#### Dataset
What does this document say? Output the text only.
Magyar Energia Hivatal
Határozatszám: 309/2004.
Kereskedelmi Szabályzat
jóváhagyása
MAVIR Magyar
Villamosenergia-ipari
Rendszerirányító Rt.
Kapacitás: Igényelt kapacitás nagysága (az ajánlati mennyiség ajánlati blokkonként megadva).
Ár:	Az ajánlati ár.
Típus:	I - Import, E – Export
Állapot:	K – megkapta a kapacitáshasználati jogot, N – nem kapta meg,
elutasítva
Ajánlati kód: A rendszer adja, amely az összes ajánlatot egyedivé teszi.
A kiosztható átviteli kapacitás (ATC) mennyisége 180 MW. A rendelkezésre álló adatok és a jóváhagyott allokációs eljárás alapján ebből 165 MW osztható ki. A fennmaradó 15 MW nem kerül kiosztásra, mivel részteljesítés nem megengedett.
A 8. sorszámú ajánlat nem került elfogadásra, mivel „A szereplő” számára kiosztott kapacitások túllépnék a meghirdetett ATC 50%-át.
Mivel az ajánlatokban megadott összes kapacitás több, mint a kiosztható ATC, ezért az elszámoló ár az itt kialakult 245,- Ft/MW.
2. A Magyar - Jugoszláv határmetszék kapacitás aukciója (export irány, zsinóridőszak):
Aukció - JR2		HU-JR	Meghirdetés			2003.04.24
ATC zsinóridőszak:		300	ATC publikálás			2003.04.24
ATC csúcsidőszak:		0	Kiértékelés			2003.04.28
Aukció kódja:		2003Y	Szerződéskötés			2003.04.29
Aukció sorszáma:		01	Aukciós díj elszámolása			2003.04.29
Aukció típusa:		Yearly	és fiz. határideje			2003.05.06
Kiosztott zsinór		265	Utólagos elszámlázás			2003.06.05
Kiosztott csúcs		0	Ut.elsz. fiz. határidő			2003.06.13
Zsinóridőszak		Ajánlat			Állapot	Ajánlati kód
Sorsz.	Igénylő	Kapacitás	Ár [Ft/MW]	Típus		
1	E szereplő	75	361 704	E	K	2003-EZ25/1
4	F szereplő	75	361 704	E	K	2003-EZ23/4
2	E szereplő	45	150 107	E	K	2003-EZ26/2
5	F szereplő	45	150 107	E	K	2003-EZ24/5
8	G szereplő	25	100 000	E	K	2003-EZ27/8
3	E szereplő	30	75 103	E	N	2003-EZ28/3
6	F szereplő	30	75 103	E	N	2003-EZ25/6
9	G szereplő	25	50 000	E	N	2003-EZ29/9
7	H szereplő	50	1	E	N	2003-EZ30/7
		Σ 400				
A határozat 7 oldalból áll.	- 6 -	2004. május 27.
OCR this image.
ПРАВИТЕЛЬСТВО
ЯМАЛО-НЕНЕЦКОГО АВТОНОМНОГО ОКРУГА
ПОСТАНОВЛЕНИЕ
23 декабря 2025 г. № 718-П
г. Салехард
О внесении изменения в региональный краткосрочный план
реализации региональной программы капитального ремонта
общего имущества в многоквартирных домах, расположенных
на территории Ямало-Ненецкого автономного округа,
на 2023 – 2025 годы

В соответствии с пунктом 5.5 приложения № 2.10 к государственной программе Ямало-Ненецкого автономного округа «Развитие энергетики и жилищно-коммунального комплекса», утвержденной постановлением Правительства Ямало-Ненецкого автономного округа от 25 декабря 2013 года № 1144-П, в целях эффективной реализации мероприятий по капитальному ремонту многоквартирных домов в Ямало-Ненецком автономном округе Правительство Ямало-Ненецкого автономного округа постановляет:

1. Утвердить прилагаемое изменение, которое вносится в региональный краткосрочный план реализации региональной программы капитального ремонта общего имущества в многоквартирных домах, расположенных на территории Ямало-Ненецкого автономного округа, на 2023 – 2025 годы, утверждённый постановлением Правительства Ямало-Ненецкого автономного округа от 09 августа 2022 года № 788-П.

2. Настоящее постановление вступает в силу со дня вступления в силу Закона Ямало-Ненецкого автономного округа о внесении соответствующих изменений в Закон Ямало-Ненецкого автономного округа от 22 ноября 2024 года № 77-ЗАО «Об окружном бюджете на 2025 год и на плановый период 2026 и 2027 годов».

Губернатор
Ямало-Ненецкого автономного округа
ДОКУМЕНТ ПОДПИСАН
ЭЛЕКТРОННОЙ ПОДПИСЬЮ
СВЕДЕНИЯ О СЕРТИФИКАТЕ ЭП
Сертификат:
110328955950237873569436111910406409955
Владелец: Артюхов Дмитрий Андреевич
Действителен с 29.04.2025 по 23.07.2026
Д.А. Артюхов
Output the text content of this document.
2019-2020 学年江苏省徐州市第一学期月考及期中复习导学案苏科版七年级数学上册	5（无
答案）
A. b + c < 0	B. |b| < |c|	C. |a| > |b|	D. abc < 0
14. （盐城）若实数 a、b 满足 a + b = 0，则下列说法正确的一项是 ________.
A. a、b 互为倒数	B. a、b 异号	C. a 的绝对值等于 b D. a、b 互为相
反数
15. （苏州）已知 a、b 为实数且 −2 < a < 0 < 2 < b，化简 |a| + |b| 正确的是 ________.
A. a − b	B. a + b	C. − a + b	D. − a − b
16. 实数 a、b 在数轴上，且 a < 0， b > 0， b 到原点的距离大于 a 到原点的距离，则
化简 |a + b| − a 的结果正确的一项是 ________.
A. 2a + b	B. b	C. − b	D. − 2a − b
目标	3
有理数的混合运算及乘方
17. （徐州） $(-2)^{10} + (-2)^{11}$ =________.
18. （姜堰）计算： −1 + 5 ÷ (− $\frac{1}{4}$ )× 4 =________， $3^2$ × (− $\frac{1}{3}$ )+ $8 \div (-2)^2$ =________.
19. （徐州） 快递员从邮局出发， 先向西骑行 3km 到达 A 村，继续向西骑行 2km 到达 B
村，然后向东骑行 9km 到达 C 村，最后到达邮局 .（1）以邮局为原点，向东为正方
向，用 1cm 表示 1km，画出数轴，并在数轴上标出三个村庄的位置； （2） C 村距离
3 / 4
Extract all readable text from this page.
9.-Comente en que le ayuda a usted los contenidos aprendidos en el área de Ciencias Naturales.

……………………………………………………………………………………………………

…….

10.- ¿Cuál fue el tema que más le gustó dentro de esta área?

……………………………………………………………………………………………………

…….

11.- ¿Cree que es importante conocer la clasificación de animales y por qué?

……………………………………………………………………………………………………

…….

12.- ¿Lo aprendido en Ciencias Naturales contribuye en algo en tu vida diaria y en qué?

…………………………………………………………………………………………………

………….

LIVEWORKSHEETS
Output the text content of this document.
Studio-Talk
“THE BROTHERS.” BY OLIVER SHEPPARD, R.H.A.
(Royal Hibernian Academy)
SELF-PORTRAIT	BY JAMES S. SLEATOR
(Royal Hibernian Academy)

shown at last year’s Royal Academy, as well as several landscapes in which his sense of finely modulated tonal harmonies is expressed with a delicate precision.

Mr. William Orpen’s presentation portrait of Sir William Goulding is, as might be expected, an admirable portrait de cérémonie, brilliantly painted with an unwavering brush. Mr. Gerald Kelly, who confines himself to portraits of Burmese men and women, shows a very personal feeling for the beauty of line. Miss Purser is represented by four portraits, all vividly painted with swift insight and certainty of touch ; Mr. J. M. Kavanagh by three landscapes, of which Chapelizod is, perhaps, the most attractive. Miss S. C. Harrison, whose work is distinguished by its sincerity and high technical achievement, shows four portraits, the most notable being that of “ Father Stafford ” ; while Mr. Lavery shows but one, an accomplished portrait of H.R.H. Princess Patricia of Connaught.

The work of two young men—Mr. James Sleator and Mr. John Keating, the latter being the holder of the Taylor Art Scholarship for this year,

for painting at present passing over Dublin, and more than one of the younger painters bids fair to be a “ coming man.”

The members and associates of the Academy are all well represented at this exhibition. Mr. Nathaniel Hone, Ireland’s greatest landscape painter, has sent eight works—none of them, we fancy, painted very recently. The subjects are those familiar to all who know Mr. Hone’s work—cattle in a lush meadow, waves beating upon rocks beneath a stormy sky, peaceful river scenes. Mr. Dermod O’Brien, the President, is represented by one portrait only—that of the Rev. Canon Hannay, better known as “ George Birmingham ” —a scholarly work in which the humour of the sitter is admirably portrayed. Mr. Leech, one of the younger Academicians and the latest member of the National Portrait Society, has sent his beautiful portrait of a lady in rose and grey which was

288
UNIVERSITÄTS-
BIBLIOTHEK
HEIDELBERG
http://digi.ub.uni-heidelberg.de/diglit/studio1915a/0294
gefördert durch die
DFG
########
* Work instructions
In the listing above, count each line that holds the string "szereplő". Give the number only.

* Finished task
10